TASK PROMPT
Using the data below, gather each line that includes the word "this".

RECORDS FOR PROCESSING
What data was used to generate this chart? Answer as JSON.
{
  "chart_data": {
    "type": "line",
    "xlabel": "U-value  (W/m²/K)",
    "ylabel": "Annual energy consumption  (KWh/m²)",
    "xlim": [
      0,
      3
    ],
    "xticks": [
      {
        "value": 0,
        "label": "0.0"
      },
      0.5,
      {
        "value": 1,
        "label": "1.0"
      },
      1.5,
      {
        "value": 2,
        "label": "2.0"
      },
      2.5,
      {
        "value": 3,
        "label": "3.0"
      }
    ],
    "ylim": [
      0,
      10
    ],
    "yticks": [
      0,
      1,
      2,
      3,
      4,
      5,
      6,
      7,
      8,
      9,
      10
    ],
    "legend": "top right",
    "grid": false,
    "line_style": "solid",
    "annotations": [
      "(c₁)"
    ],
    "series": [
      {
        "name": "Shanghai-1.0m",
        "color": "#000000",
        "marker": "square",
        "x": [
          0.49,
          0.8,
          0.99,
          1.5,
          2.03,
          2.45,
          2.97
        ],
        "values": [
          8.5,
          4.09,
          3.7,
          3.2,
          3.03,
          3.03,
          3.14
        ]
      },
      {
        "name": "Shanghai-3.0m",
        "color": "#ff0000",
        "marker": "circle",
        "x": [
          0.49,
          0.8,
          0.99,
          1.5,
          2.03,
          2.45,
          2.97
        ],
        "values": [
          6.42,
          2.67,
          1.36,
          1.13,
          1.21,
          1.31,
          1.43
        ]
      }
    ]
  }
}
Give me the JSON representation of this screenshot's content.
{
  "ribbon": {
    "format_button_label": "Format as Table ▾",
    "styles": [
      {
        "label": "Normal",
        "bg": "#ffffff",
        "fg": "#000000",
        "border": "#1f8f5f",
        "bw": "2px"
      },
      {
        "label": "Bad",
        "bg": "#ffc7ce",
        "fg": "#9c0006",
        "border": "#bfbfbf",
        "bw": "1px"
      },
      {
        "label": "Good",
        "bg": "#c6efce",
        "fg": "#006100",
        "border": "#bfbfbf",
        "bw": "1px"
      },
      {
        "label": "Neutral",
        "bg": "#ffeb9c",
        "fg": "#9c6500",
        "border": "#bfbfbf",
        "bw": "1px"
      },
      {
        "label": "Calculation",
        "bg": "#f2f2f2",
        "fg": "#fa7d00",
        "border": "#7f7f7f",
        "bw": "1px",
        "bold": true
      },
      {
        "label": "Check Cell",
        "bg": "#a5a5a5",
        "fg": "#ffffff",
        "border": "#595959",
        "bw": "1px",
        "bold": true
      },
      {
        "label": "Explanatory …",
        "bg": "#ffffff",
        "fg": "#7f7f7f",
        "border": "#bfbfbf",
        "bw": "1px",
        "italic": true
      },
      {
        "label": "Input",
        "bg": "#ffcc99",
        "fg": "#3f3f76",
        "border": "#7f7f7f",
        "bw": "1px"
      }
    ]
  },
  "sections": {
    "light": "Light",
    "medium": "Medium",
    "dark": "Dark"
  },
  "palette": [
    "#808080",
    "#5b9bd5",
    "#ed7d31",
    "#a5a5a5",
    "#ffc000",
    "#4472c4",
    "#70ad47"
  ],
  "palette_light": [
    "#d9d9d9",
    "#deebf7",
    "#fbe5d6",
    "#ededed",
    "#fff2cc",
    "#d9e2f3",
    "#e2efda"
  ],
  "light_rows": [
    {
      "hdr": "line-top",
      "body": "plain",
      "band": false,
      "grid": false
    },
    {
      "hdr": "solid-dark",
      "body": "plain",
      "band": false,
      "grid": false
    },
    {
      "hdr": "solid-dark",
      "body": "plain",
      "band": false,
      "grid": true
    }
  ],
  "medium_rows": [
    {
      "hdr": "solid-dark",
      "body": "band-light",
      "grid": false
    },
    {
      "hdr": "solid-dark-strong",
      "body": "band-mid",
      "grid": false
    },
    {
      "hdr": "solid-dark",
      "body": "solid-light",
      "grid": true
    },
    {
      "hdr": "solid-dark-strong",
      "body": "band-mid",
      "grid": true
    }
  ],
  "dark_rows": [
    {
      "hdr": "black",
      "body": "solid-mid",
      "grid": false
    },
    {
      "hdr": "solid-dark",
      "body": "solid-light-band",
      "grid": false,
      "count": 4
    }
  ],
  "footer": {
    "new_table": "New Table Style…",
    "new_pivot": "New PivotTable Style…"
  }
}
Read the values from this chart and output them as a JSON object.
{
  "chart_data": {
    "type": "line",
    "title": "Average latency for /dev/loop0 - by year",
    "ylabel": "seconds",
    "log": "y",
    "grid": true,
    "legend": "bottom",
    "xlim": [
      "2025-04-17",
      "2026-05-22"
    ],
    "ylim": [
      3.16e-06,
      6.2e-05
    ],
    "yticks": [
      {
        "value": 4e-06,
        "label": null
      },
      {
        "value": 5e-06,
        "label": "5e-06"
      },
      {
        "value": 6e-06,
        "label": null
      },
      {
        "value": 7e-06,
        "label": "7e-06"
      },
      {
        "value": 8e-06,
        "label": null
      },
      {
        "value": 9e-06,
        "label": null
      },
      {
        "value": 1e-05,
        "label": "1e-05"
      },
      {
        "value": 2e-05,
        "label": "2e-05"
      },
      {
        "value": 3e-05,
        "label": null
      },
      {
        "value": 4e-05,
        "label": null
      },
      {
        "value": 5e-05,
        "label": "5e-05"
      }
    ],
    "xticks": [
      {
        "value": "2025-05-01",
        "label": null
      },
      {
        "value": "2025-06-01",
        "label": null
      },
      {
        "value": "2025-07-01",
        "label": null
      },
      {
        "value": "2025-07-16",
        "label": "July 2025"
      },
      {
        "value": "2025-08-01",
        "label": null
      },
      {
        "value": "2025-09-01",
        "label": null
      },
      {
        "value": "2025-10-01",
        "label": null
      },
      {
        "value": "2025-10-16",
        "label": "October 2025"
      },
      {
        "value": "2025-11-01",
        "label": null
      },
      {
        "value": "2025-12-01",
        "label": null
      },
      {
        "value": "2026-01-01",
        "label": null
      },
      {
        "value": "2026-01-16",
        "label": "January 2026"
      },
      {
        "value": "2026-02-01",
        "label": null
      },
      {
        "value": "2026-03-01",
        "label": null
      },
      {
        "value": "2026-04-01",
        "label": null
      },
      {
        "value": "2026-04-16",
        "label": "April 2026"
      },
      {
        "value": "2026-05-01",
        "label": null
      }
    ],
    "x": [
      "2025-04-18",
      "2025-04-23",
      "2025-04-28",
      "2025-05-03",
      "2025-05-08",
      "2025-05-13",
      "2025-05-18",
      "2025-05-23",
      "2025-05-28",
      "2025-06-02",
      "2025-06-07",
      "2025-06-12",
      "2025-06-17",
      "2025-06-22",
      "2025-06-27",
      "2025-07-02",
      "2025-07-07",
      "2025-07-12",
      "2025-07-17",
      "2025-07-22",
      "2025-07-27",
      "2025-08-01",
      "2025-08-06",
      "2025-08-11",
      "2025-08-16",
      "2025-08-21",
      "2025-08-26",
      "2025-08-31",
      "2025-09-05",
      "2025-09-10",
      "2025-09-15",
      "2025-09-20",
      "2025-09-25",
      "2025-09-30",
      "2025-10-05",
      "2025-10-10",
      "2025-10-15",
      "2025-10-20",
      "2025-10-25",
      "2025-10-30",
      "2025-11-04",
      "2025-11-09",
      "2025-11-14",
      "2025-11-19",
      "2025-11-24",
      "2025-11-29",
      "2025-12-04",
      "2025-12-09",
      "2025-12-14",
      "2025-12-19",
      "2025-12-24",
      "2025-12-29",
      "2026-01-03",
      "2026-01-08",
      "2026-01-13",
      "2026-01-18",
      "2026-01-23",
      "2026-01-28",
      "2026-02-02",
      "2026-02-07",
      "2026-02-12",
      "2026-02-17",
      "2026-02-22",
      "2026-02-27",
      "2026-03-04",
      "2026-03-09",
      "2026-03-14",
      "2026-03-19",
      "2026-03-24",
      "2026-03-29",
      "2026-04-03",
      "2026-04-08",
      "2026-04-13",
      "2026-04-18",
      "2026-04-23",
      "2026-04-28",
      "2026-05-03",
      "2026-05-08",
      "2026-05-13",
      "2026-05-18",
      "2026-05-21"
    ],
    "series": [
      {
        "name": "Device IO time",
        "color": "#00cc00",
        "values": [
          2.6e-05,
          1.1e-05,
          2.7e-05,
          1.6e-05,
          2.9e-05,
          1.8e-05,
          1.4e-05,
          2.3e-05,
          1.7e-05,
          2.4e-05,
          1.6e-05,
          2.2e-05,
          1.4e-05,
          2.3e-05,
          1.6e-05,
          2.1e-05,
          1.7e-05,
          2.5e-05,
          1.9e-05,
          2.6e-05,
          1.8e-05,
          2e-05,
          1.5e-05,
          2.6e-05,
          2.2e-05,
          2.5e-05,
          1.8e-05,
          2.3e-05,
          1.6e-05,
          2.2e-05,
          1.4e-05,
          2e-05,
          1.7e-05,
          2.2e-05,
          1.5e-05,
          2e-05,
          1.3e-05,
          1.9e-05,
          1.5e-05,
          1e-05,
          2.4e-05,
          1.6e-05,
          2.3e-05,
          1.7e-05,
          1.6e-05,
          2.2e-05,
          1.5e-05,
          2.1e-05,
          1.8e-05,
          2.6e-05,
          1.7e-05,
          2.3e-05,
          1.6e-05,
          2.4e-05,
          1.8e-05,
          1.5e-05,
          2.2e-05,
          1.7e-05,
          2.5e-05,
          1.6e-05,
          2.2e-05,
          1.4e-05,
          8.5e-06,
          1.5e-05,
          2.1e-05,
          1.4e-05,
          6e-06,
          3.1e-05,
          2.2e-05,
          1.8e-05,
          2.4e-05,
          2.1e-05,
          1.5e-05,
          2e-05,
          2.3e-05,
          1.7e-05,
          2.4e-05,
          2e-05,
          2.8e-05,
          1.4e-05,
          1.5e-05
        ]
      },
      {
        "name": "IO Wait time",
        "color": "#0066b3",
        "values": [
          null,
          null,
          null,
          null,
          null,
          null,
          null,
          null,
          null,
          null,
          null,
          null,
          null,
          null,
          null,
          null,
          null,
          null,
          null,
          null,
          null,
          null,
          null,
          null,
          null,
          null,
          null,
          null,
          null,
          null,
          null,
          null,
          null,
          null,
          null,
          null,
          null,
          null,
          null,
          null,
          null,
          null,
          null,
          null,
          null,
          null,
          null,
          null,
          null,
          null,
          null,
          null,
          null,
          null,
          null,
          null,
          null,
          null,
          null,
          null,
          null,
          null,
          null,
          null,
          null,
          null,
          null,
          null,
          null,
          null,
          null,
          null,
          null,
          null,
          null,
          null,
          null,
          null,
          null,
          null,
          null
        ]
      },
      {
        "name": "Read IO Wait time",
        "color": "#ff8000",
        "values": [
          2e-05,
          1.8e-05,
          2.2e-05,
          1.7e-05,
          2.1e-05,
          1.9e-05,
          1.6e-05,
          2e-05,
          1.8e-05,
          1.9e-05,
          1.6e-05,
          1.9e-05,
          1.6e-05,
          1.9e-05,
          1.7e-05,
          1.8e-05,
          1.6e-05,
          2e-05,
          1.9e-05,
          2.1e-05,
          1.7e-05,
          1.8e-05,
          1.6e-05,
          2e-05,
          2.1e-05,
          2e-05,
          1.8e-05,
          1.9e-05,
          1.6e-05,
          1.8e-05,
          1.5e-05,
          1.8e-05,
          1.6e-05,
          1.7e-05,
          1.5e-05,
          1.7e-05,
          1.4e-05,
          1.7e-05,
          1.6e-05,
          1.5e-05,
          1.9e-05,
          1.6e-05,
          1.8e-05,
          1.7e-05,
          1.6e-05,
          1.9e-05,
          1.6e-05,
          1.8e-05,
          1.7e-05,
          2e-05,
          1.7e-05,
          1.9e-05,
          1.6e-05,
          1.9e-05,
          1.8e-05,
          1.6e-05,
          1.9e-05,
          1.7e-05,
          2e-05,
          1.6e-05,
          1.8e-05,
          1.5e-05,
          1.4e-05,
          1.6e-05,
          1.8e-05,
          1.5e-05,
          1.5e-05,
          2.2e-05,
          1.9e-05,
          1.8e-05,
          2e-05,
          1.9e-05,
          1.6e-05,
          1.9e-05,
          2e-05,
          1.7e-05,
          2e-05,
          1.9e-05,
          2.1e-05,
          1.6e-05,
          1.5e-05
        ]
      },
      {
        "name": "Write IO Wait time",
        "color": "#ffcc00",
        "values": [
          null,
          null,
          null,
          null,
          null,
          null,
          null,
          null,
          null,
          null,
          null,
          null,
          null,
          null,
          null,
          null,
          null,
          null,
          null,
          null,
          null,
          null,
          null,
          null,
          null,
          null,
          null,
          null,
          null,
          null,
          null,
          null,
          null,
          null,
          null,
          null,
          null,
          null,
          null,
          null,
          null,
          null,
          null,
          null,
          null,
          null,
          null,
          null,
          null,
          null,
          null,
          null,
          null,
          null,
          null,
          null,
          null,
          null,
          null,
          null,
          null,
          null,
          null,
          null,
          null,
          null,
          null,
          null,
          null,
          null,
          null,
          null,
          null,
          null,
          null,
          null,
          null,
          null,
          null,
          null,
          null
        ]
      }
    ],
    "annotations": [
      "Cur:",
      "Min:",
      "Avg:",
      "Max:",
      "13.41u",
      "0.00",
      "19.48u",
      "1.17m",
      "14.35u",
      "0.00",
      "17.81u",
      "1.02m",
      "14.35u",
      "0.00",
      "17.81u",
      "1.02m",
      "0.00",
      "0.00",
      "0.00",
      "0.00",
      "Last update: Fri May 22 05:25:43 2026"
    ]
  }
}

TASK RESULT
What data was used to generate this chart? Answer as JSON.
Give me the JSON representation of this screenshot's content.
Read the values from this chart and output them as a JSON object.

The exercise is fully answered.